§ **INPUT DATA**
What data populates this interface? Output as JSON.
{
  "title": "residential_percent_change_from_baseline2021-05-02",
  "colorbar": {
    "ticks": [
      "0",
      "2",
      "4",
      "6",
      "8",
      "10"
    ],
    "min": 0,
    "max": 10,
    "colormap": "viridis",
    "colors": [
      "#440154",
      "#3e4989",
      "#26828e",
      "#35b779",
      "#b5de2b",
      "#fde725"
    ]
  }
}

§ **INSTRUCTIONS FOR THE TASK**
Using the data above, output each line exactly.

§ **RESPONSE TO THIS TASK**
What data populates this interface? Output as JSON.
{
  "title": "residential_percent_change_from_baseline2021-05-02",
  "colorbar": {
    "ticks": [
      "0",
      "2",
      "4",
      "6",
      "8",
      "10"
    ],
    "min": 0,
    "max": 10,
    "colormap": "viridis",
    "colors": [
      "#440154",
      "#3e4989",
      "#26828e",
      "#35b779",
      "#b5de2b",
      "#fde725"
    ]
  }
}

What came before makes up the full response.